#### Data records:
⟨

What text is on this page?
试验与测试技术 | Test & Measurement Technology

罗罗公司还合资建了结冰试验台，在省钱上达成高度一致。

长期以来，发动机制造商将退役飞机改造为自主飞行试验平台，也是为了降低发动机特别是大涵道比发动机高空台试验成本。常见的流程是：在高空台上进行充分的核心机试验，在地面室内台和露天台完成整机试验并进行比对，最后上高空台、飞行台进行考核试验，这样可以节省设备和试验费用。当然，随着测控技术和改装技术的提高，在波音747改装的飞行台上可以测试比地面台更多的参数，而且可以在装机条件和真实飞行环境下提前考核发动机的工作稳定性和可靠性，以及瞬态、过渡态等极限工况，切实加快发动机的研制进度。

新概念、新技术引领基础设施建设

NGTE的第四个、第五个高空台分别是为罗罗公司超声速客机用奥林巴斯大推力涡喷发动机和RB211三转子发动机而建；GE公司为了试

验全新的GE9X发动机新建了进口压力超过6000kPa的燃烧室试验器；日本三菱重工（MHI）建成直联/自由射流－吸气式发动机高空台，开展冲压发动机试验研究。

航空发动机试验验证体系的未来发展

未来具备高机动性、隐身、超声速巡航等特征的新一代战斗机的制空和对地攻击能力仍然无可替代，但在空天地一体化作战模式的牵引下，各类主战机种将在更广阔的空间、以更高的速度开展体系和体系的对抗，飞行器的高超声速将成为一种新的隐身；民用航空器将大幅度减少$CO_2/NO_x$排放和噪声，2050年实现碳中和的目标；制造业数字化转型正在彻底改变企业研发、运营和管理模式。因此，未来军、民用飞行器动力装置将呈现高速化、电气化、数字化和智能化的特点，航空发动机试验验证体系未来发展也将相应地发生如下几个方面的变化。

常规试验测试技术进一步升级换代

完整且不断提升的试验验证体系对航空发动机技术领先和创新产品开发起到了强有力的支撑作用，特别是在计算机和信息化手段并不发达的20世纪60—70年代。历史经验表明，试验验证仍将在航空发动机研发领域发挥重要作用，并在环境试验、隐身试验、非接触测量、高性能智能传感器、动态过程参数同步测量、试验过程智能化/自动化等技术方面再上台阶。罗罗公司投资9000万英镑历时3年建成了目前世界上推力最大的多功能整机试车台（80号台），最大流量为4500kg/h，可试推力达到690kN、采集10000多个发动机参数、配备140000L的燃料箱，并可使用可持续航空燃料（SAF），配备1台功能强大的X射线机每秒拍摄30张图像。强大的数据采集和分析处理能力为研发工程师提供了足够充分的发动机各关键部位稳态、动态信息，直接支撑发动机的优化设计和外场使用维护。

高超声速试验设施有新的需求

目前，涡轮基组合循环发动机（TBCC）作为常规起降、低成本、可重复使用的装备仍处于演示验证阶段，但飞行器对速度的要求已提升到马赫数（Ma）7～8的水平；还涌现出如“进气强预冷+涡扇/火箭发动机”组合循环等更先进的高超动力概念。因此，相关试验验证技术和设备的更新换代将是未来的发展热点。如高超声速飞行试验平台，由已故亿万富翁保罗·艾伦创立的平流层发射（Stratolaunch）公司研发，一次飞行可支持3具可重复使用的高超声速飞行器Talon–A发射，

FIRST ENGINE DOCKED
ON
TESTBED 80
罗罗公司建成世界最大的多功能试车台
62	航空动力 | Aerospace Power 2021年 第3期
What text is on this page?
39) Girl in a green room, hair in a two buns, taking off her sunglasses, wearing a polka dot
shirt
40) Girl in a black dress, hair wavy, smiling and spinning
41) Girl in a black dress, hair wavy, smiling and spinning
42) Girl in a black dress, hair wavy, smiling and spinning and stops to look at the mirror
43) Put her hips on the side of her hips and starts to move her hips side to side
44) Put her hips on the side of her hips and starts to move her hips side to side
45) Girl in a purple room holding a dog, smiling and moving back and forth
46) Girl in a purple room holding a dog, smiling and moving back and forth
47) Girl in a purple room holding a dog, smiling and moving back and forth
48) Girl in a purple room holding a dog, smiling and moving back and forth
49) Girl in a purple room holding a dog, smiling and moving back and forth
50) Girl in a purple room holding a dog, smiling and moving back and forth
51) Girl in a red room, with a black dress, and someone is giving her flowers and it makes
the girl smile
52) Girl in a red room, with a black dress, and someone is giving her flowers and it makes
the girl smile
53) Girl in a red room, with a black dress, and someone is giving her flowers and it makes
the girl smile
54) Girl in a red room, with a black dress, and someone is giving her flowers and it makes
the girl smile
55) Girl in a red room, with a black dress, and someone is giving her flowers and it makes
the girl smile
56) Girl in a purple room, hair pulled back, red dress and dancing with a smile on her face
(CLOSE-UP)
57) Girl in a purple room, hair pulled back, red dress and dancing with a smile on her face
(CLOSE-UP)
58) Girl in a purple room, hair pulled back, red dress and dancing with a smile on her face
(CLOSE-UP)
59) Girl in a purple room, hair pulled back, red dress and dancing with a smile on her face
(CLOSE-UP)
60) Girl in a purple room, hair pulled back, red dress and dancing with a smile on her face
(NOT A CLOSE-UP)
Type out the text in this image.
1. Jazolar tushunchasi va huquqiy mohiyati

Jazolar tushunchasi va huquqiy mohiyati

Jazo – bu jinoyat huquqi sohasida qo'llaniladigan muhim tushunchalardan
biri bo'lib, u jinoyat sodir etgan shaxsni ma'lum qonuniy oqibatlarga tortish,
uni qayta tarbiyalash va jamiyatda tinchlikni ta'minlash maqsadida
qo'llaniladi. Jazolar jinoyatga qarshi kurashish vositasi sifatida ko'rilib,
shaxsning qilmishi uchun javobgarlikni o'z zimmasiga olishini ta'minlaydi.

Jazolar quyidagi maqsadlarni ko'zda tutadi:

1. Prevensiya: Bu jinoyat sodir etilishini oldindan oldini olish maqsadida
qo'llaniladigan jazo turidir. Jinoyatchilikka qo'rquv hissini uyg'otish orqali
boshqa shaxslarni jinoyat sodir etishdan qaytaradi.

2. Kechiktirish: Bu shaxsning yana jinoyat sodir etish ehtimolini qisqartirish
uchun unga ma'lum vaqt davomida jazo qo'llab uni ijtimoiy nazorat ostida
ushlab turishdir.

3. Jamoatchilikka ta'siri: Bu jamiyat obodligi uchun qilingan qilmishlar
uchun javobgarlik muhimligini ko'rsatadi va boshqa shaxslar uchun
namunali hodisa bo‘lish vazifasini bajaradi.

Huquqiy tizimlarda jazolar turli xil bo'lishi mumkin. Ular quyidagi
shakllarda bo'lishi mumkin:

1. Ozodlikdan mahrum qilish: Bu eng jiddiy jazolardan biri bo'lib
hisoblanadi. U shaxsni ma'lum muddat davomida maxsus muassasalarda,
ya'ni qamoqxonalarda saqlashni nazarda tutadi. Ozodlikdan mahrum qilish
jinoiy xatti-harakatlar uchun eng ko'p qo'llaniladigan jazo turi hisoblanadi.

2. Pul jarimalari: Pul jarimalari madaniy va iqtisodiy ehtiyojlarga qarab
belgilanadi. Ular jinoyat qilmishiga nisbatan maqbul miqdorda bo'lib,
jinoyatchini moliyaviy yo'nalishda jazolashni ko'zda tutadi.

⟩

#### Written request:
Each record above should be restated word for word.

#### Task result:
What text is on this page?
试验与测试技术 | Test & Measurement Technology

罗罗公司还合资建了结冰试验台，在省钱上达成高度一致。

长期以来，发动机制造商将退役飞机改造为自主飞行试验平台，也是为了降低发动机特别是大涵道比发动机高空台试验成本。常见的流程是：在高空台上进行充分的核心机试验，在地面室内台和露天台完成整机试验并进行比对，最后上高空台、飞行台进行考核试验，这样可以节省设备和试验费用。当然，随着测控技术和改装技术的提高，在波音747改装的飞行台上可以测试比地面台更多的参数，而且可以在装机条件和真实飞行环境下提前考核发动机的工作稳定性和可靠性，以及瞬态、过渡态等极限工况，切实加快发动机的研制进度。

新概念、新技术引领基础设施建设

NGTE的第四个、第五个高空台分别是为罗罗公司超声速客机用奥林巴斯大推力涡喷发动机和RB211三转子发动机而建；GE公司为了试

验全新的GE9X发动机新建了进口压力超过6000kPa的燃烧室试验器；日本三菱重工（MHI）建成直联/自由射流－吸气式发动机高空台，开展冲压发动机试验研究。

航空发动机试验验证体系的未来发展

未来具备高机动性、隐身、超声速巡航等特征的新一代战斗机的制空和对地攻击能力仍然无可替代，但在空天地一体化作战模式的牵引下，各类主战机种将在更广阔的空间、以更高的速度开展体系和体系的对抗，飞行器的高超声速将成为一种新的隐身；民用航空器将大幅度减少$CO_2/NO_x$排放和噪声，2050年实现碳中和的目标；制造业数字化转型正在彻底改变企业研发、运营和管理模式。因此，未来军、民用飞行器动力装置将呈现高速化、电气化、数字化和智能化的特点，航空发动机试验验证体系未来发展也将相应地发生如下几个方面的变化。

常规试验测试技术进一步升级换代

完整且不断提升的试验验证体系对航空发动机技术领先和创新产品开发起到了强有力的支撑作用，特别是在计算机和信息化手段并不发达的20世纪60—70年代。历史经验表明，试验验证仍将在航空发动机研发领域发挥重要作用，并在环境试验、隐身试验、非接触测量、高性能智能传感器、动态过程参数同步测量、试验过程智能化/自动化等技术方面再上台阶。罗罗公司投资9000万英镑历时3年建成了目前世界上推力最大的多功能整机试车台（80号台），最大流量为4500kg/h，可试推力达到690kN、采集10000多个发动机参数、配备140000L的燃料箱，并可使用可持续航空燃料（SAF），配备1台功能强大的X射线机每秒拍摄30张图像。强大的数据采集和分析处理能力为研发工程师提供了足够充分的发动机各关键部位稳态、动态信息，直接支撑发动机的优化设计和外场使用维护。

高超声速试验设施有新的需求

目前，涡轮基组合循环发动机（TBCC）作为常规起降、低成本、可重复使用的装备仍处于演示验证阶段，但飞行器对速度的要求已提升到马赫数（Ma）7～8的水平；还涌现出如“进气强预冷+涡扇/火箭发动机”组合循环等更先进的高超动力概念。因此，相关试验验证技术和设备的更新换代将是未来的发展热点。如高超声速飞行试验平台，由已故亿万富翁保罗·艾伦创立的平流层发射（Stratolaunch）公司研发，一次飞行可支持3具可重复使用的高超声速飞行器Talon–A发射，

FIRST ENGINE DOCKED
ON
TESTBED 80
罗罗公司建成世界最大的多功能试车台
62	航空动力 | Aerospace Power 2021年 第3期
What text is on this page?
39) Girl in a green room, hair in a two buns, taking off her sunglasses, wearing a polka dot
shirt
40) Girl in a black dress, hair wavy, smiling and spinning
41) Girl in a black dress, hair wavy, smiling and spinning
42) Girl in a black dress, hair wavy, smiling and spinning and stops to look at the mirror
43) Put her hips on the side of her hips and starts to move her hips side to side
44) Put her hips on the side of her hips and starts to move her hips side to side
45) Girl in a purple room holding a dog, smiling and moving back and forth
46) Girl in a purple room holding a dog, smiling and moving back and forth
47) Girl in a purple room holding a dog, smiling and moving back and forth
48) Girl in a purple room holding a dog, smiling and moving back and forth
49) Girl in a purple room holding a dog, smiling and moving back and forth
50) Girl in a purple room holding a dog, smiling and moving back and forth
51) Girl in a red room, with a black dress, and someone is giving her flowers and it makes
the girl smile
52) Girl in a red room, with a black dress, and someone is giving her flowers and it makes
the girl smile
53) Girl in a red room, with a black dress, and someone is giving her flowers and it makes
the girl smile
54) Girl in a red room, with a black dress, and someone is giving her flowers and it makes
the girl smile
55) Girl in a red room, with a black dress, and someone is giving her flowers and it makes
the girl smile
56) Girl in a purple room, hair pulled back, red dress and dancing with a smile on her face
(CLOSE-UP)
57) Girl in a purple room, hair pulled back, red dress and dancing with a smile on her face
(CLOSE-UP)
58) Girl in a purple room, hair pulled back, red dress and dancing with a smile on her face
(CLOSE-UP)
59) Girl in a purple room, hair pulled back, red dress and dancing with a smile on her face
(CLOSE-UP)
60) Girl in a purple room, hair pulled back, red dress and dancing with a smile on her face
(NOT A CLOSE-UP)
Type out the text in this image.
1. Jazolar tushunchasi va huquqiy mohiyati

Jazolar tushunchasi va huquqiy mohiyati

Jazo – bu jinoyat huquqi sohasida qo'llaniladigan muhim tushunchalardan
biri bo'lib, u jinoyat sodir etgan shaxsni ma'lum qonuniy oqibatlarga tortish,
uni qayta tarbiyalash va jamiyatda tinchlikni ta'minlash maqsadida
qo'llaniladi. Jazolar jinoyatga qarshi kurashish vositasi sifatida ko'rilib,
shaxsning qilmishi uchun javobgarlikni o'z zimmasiga olishini ta'minlaydi.

Jazolar quyidagi maqsadlarni ko'zda tutadi:

1. Prevensiya: Bu jinoyat sodir etilishini oldindan oldini olish maqsadida
qo'llaniladigan jazo turidir. Jinoyatchilikka qo'rquv hissini uyg'otish orqali
boshqa shaxslarni jinoyat sodir etishdan qaytaradi.

2. Kechiktirish: Bu shaxsning yana jinoyat sodir etish ehtimolini qisqartirish
uchun unga ma'lum vaqt davomida jazo qo'llab uni ijtimoiy nazorat ostida
ushlab turishdir.

3. Jamoatchilikka ta'siri: Bu jamiyat obodligi uchun qilingan qilmishlar
uchun javobgarlik muhimligini ko'rsatadi va boshqa shaxslar uchun
namunali hodisa bo‘lish vazifasini bajaradi.

Huquqiy tizimlarda jazolar turli xil bo'lishi mumkin. Ular quyidagi
shakllarda bo'lishi mumkin:

1. Ozodlikdan mahrum qilish: Bu eng jiddiy jazolardan biri bo'lib
hisoblanadi. U shaxsni ma'lum muddat davomida maxsus muassasalarda,
ya'ni qamoqxonalarda saqlashni nazarda tutadi. Ozodlikdan mahrum qilish
jinoiy xatti-harakatlar uchun eng ko'p qo'llaniladigan jazo turi hisoblanadi.

2. Pul jarimalari: Pul jarimalari madaniy va iqtisodiy ehtiyojlarga qarab
belgilanadi. Ular jinoyat qilmishiga nisbatan maqbul miqdorda bo'lib,
jinoyatchini moliyaviy yo'nalishda jazolashni ko'zda tutadi.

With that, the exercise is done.